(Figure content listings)
• • • •
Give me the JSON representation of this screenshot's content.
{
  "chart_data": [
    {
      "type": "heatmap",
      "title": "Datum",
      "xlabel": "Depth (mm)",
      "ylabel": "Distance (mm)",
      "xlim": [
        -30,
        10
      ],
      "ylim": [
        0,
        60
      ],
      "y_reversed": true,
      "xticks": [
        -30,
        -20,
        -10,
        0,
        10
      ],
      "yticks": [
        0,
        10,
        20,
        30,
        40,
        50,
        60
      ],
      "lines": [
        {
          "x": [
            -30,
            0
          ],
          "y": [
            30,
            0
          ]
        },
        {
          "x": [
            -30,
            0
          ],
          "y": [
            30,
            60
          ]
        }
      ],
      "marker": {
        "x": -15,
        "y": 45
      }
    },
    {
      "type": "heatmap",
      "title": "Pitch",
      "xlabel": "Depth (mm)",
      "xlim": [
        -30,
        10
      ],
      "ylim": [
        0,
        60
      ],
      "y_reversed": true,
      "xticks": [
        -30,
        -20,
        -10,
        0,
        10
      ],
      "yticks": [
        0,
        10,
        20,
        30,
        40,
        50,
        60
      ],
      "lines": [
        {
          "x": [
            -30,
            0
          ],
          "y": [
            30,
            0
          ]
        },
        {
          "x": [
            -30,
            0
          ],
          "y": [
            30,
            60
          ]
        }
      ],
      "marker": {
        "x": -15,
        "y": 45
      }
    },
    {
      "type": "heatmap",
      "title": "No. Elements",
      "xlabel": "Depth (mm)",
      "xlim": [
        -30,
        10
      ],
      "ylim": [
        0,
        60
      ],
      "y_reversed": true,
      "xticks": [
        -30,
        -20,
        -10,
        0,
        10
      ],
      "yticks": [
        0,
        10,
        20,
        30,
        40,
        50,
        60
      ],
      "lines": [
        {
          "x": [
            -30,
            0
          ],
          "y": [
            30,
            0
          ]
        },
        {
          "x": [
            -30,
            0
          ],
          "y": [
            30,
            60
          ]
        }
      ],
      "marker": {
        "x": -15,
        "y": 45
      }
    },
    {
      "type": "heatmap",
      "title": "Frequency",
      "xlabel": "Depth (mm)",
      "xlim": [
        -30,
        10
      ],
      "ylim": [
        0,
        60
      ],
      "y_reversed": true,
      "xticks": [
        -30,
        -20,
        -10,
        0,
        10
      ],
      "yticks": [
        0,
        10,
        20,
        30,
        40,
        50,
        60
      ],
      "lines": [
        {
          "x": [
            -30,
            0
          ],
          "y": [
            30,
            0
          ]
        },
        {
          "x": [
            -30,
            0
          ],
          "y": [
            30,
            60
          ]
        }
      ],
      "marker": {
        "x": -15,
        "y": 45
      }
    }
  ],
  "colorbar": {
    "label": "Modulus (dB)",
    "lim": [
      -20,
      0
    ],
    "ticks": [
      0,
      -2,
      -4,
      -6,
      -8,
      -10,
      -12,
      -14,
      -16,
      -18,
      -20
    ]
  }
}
• • • •
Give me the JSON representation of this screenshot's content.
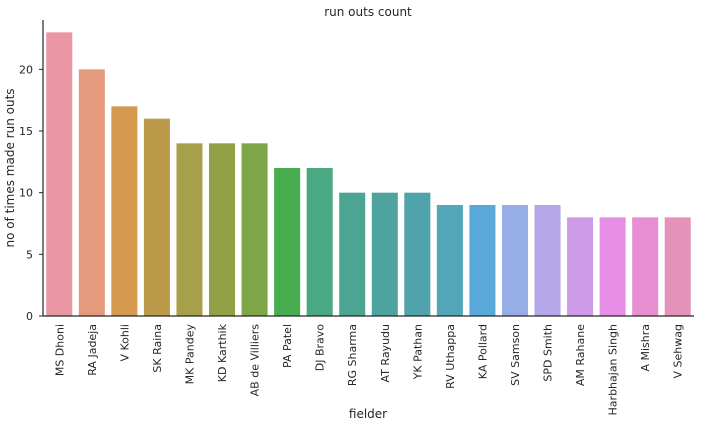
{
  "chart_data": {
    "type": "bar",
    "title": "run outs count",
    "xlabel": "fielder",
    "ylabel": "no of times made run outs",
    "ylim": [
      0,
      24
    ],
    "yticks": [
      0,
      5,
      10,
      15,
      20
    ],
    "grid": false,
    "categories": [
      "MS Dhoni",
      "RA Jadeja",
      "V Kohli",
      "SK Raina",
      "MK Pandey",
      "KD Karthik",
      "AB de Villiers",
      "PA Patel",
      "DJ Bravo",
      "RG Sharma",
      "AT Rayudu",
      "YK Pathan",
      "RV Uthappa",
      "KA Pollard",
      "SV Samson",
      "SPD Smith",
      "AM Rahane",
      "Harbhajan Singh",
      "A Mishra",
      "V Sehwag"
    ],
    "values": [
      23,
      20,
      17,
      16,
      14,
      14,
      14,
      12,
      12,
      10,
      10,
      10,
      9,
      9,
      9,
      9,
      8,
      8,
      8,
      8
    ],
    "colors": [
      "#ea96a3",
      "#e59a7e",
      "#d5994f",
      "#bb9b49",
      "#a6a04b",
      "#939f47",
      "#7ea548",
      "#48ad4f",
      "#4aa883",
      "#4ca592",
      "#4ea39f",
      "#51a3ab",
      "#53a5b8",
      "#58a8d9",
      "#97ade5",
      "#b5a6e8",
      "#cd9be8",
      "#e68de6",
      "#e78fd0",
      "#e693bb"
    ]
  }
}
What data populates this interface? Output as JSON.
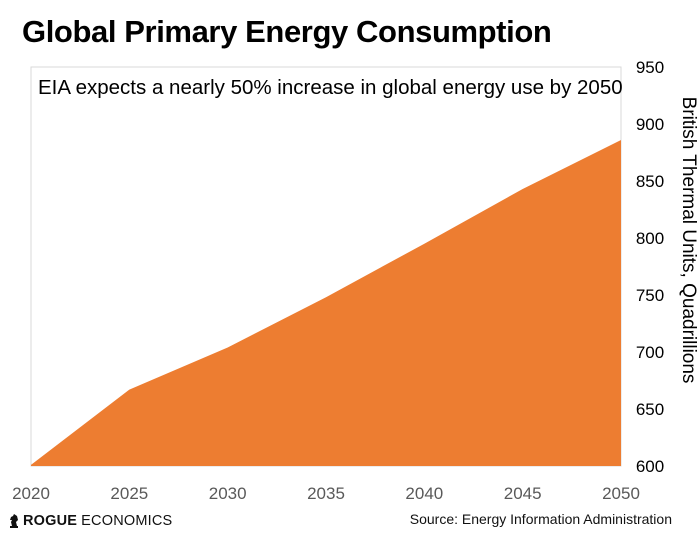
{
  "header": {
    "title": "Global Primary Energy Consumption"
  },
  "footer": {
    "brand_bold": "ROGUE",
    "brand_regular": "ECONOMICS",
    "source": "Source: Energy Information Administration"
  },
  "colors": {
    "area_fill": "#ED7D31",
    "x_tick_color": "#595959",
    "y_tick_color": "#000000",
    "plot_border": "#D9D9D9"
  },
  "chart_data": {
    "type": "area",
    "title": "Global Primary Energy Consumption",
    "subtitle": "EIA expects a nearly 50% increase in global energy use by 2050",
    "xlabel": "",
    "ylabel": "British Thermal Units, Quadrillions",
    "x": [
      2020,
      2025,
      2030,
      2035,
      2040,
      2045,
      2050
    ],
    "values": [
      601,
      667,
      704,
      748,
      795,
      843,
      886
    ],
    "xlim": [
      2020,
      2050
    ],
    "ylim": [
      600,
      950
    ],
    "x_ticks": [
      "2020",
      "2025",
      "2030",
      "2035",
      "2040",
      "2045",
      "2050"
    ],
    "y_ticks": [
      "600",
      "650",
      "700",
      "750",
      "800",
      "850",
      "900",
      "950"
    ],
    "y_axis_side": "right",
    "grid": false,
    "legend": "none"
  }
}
• • • •
## Task instructions
Display every line of the listing that contains the string "ylabel".

## Problem solution
      "ylabel": "Distance (mm)",
    "ylabel": "no of times made run outs",
    "ylabel": "British Thermal Units, Quadrillions",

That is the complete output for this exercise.